Kementerian Badan Usaha Milik Negara (BUMN) memutuskan untuk menutup kebutuhan membengkaknya biaya proyek tersebut dengan menggunakan dana APBN. Kementerian akan meminta Badan Pengawasan Keuangan dan Pembangunan alias BPKP untuk mengaudit penggunaan dana pemerintah untuk anggaran proyek Kereta Cepat Jakarta-Bandung.

Staf Khusus Menteri BUMN Arya Sinulingga mengatakan, BPKP akan melakukan audit terlebih dahulu. Berdasarkan hasil audit itulah baru dapat ditentukan jumlah dana tambahan untuk proyek kereta cepat itu.

Tambahan pendanaan juga berlaku bagi proyek kereta cepat yang terkendala masalah lahan dan perubahan desain karena kondisi geografis dan geologis. Tanpa ada hasil audit maka penambahan dana proyek tidak bisa dilakukan. Arya memperkirakan, proses audit akan selesai Desember 2021.

Data Terekam
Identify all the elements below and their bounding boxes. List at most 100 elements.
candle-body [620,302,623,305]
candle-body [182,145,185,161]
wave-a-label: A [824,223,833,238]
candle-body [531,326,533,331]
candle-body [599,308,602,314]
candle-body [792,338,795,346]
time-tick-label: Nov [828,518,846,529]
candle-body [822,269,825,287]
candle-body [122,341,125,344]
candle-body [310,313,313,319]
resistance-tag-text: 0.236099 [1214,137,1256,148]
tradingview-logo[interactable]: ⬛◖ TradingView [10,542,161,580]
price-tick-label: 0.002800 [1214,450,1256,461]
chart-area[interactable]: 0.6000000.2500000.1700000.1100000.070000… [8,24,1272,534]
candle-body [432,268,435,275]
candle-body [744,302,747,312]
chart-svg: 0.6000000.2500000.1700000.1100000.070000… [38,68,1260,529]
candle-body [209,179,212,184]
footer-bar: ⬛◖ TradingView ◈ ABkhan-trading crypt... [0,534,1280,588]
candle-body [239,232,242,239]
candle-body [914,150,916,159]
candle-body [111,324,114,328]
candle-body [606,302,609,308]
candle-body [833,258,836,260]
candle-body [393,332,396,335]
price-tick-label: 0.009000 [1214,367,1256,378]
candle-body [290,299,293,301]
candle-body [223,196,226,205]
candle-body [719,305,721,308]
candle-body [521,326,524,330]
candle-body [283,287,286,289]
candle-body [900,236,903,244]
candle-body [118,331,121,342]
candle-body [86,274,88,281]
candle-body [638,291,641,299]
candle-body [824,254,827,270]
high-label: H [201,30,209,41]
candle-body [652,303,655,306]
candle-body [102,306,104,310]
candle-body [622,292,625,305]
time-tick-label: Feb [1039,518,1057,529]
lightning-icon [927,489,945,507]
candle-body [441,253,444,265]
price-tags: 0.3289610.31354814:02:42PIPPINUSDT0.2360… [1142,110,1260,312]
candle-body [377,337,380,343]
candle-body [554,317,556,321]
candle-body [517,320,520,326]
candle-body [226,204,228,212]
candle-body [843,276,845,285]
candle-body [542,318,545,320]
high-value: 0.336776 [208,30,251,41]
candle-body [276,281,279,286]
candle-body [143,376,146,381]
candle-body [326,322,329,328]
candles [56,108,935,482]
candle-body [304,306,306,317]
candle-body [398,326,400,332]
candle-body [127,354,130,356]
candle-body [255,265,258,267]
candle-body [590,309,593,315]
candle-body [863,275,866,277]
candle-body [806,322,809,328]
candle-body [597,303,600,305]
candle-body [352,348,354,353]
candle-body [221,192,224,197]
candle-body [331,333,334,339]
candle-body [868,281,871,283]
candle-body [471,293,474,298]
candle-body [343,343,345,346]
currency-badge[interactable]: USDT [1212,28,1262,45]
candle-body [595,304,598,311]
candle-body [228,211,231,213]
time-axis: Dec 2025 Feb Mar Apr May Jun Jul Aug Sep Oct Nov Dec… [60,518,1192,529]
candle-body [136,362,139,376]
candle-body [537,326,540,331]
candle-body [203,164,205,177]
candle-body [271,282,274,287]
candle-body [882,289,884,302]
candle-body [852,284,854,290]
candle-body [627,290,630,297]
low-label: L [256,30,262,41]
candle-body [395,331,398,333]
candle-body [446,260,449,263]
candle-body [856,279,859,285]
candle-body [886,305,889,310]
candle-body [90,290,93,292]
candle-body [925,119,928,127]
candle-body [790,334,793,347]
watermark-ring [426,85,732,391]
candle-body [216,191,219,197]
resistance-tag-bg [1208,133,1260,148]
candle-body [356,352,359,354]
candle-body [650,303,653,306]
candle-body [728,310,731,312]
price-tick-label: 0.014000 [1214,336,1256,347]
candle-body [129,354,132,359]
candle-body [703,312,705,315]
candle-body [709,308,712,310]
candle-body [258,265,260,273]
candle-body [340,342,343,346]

:: Daftar Permintaan ::
a) Menurut teks tentang pendanaan proyek Kereta Cepat Jakarta-Bandung, kapan Arya memperkirakan proses audit akan selesai?
b) Tuliskan kembali bagian teks tentang pendanaan proyek Kereta Cepat Jakarta-Bandung mulai dari "Kementerian Badan Usaha" sampai dengan "selesai Desember 2021.".
c) Lanjutkan teks tentang pendanaan proyek Kereta Cepat Jakarta-Bandung dari kalimat terakhirnya.
Data tersebut merupakan bahan tersendiri yang terpisah dari teks.

:: Soal Terjawab ::
a) Desember 2021.

b)
Kementerian Badan Usaha Milik Negara (BUMN) memutuskan untuk menutup kebutuhan membengkaknya biaya proyek tersebut dengan menggunakan dana APBN. Kementerian akan meminta Badan Pengawasan Keuangan dan Pembangunan alias BPKP untuk mengaudit penggunaan dana pemerintah untuk anggaran proyek Kereta Cepat Jakarta-Bandung.

Staf Khusus Menteri BUMN Arya Sinulingga mengatakan, BPKP akan melakukan audit terlebih dahulu. Berdasarkan hasil audit itulah baru dapat ditentukan jumlah dana tambahan untuk proyek kereta cepat itu.

Tambahan pendanaan juga berlaku bagi proyek kereta cepat yang terkendala masalah lahan dan perubahan desain karena kondisi geografis dan geologis. Tanpa ada hasil audit maka penambahan dana proyek tidak bisa dilakukan. Arya memperkirakan, proses audit akan selesai Desember 2021.

c)
“Kami minta audit dulu, baru ditetapkan berapa angka yang dibutuhkan untuk menyelesaikan KCIC,” kata Arya dalam keterangannya, Minggu (10/10).

Arya menyebut angka atau nilai yang diajukan untuk suntikan dana tambahan proyek kereta cepat sudah bersih atau clear. Dengan begitu, ke depan tidak akan muncul angka-angka baru. “Saat kita minta bantuan ke pemerintah, angkanya sudah bersih,” ujarnya.

Sebelumnya dia menjelaskan ada beberapa faktor yang membuat anggaran proyek kereta cepat Indonesia-Cina alias KCIC membengkak. "Masalahnya adalah Corona datang, dan kita ingin pembangunan tepat waktu. Corona datang membuat beberapa hal menjadi terhambat," ujar Arya dalam keterangannya, Sabtu (9/10).

Kedua, terganggunya arus kas alias cash flow para perusahaan BUMN yang menjadi anggota konsorsium KCIC. Perusahaan itu adalah PT Wijaya Karya Tbk (WIKA), PT Kereta Api Indonesia (KAI), PT Jasa Marga Tbk dan PTPN VIII.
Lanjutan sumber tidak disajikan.